--- start EXTRACT PROVIDED ---

Guo (Migration)

Case

[2022] AATA 2744

9 August 2022


Guo (Migration) [2022] AATA 2744 (9 August 2022)

DECISION RECORD

DIVISION:Migration & Refugee Division

APPLICANT:  Mr Dongqi Guo

REPRESENTATIVE:  Mr Da Wei David Gu

CASE NUMBER:  2200176

HOME AFFAIRS REFERENCE(S):          BCC2019/4944365

MEMBER:Kira Raif

DATE:9 August 2022

PLACE OF DECISION:  Sydney

DECISION:The Tribunal sets aside the decision under review and substitutes a decision that the applicant’s Subclass 189 -  Skilled - Independent visa was not cancelled.

Statement made on 09 August 2022 at 11:32am

CATCHWORDS

MIGRATION – cancellation – Skilled Independent (Permanent) (Class SI) visa – Subclass 189 (Skilled – Independent) visa – incorrect information and bogus document provided with visa application – validity of department’s notice of intention to consider cancelation – first notice sent to last known address – anomalies with postal registration – second notice sent to incorrect address – second notice replaced first notice, so first notice cannot be relied on – second notice invalid, so power to cancel visa did not arise – decision under review set aside

LEGISLATION

Migration Act 1958 (Cth), ss 101, 103, 107, 109(1)

Migration Regulations 1994 (Cth), r 2.55

STATEMENT OF DECISION AND REASONS

Application for review

  1. This is an application for review of a decision made by a delegate of the Minister for Home Affairs to cancel the applicant’s Subclass 189 - Skilled - Independent visa under s 109(1) of the Migration Act 1958 (Cth) (the Act).

  2. The applicant is a national of China, born in November 1990. He was granted the Skilled visa in February 2017. In August 2021 the applicant was purportedly issued with the Notice of Intention to Consider Cancellation (NOICC) because the delegate formed the view that the applicant did not comply with ss. 101 and 103 of the Act. The applicant did not respond to the NOICC and his visa was cancelled in October 2021. The applicant seeks review of the delegate’s decision.

  3. The applicant appeared before the Tribunal on 9 August 2022  to give evidence and present arguments. The Tribunal hearing was conducted with the assistance of an interpreter in the Mandarin and English languages. The applicant was represented in relation to the review. For the following reasons, the Tribunal has concluded that the decision to cancel the applicant’s visa should be set aside.

--- end EXTRACT PROVIDED ---

GIVEN TASK:
Answer from the tribunal decision above:
1. Which member decided the case?
2. In what month and year was the applicant granted the Skilled visa?
3. In which languages did the interpreter assist at the hearing?

--- start RECORDS SHOWN ---

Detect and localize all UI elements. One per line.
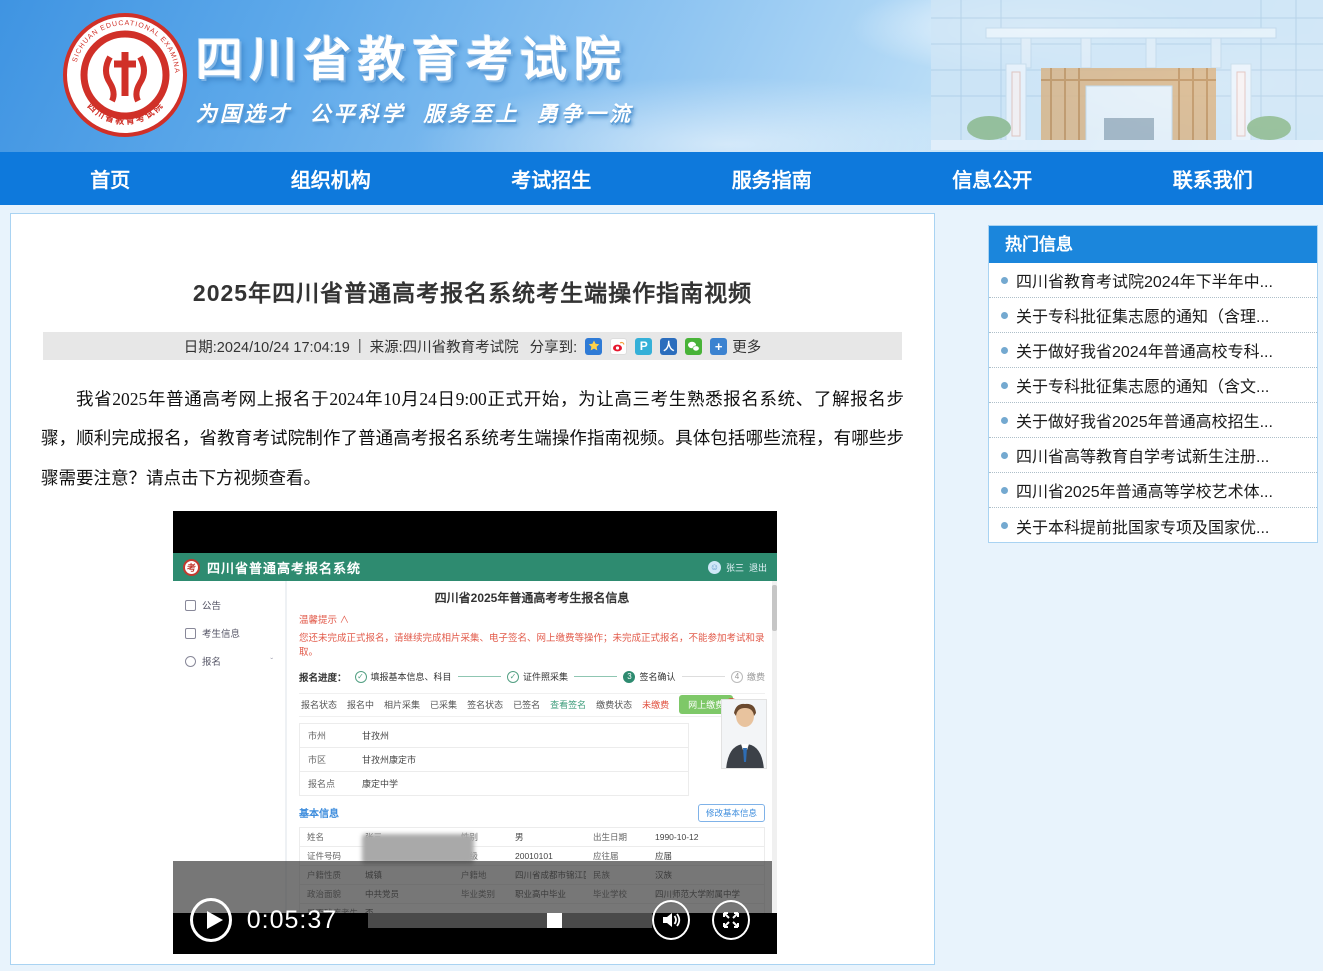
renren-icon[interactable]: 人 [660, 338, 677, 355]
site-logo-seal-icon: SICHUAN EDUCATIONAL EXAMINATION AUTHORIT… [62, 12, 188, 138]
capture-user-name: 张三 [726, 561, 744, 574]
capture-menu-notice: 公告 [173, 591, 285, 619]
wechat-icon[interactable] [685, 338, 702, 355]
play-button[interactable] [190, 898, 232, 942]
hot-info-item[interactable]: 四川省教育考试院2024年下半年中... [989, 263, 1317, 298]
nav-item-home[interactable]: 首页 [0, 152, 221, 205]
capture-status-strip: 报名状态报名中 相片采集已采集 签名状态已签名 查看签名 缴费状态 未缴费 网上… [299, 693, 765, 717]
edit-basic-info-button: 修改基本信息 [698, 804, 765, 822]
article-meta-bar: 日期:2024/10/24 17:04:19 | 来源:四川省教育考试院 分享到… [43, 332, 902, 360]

--- end RECORDS SHOWN ---

RESPONSE TO THE EXERCISE:
1. Kira Raif
2. February 2017
3. Mandarin and English